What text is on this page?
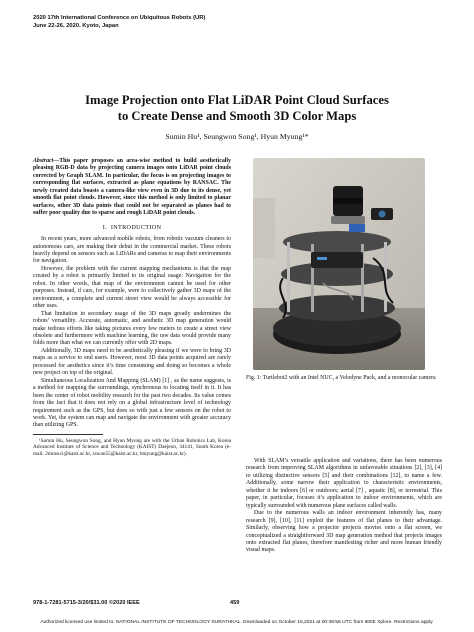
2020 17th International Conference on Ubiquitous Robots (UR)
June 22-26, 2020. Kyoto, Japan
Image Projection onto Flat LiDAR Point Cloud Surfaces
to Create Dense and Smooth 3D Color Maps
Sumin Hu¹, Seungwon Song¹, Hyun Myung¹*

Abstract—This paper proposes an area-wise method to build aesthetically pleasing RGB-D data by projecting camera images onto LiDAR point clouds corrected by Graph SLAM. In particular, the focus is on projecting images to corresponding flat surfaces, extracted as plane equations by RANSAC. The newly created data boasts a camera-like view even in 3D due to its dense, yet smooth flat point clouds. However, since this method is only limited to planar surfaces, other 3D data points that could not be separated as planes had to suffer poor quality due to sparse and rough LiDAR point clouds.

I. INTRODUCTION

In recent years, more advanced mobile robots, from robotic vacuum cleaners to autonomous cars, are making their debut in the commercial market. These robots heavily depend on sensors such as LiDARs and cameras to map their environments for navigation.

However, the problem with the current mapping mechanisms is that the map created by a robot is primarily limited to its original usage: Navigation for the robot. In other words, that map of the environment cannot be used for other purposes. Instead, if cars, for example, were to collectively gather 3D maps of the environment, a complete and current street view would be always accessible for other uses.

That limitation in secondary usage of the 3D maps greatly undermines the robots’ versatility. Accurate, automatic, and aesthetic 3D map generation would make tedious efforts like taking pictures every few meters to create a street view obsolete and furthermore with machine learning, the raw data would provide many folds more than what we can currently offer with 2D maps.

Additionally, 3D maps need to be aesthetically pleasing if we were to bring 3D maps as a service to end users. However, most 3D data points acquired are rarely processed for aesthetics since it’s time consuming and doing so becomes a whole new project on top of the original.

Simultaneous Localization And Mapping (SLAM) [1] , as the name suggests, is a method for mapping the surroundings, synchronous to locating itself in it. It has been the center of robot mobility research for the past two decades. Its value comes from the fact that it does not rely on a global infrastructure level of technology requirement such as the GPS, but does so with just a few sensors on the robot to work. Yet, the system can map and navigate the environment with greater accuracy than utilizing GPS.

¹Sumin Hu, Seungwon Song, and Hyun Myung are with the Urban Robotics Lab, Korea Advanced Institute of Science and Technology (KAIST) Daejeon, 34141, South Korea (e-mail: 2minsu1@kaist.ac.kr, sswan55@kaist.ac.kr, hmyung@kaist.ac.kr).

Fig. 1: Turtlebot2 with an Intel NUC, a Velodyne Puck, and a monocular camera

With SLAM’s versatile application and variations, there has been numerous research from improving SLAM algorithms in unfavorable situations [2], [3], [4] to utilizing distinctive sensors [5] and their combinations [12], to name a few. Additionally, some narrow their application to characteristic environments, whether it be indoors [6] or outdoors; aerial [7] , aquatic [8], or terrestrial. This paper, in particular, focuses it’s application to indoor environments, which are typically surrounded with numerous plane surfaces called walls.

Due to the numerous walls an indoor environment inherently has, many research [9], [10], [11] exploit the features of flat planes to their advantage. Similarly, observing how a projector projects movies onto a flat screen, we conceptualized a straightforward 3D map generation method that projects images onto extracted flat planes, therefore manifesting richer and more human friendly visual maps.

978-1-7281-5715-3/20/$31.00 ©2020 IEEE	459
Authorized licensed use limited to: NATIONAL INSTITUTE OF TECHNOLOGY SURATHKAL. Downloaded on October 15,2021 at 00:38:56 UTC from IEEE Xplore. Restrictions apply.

* * *

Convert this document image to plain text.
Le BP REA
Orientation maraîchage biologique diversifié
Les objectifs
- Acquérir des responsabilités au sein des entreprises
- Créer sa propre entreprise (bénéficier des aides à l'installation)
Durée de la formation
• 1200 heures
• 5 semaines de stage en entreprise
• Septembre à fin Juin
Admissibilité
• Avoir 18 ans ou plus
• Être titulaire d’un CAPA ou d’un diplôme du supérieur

### AIM OF THE TASK
From the data, pick out every line that includes "environments".

### ANSWER TO THE PROBLEM
In recent years, more advanced mobile robots, from robotic vacuum cleaners to autonomous cars, are making their debut in the commercial market. These robots heavily depend on sensors such as LiDARs and cameras to map their environments for navigation.
With SLAM’s versatile application and variations, there has been numerous research from improving SLAM algorithms in unfavorable situations [2], [3], [4] to utilizing distinctive sensors [5] and their combinations [12], to name a few. Additionally, some narrow their application to characteristic environments, whether it be indoors [6] or outdoors; aerial [7] , aquatic [8], or terrestrial. This paper, in particular, focuses it’s application to indoor environments, which are typically surrounded with numerous plane surfaces called walls.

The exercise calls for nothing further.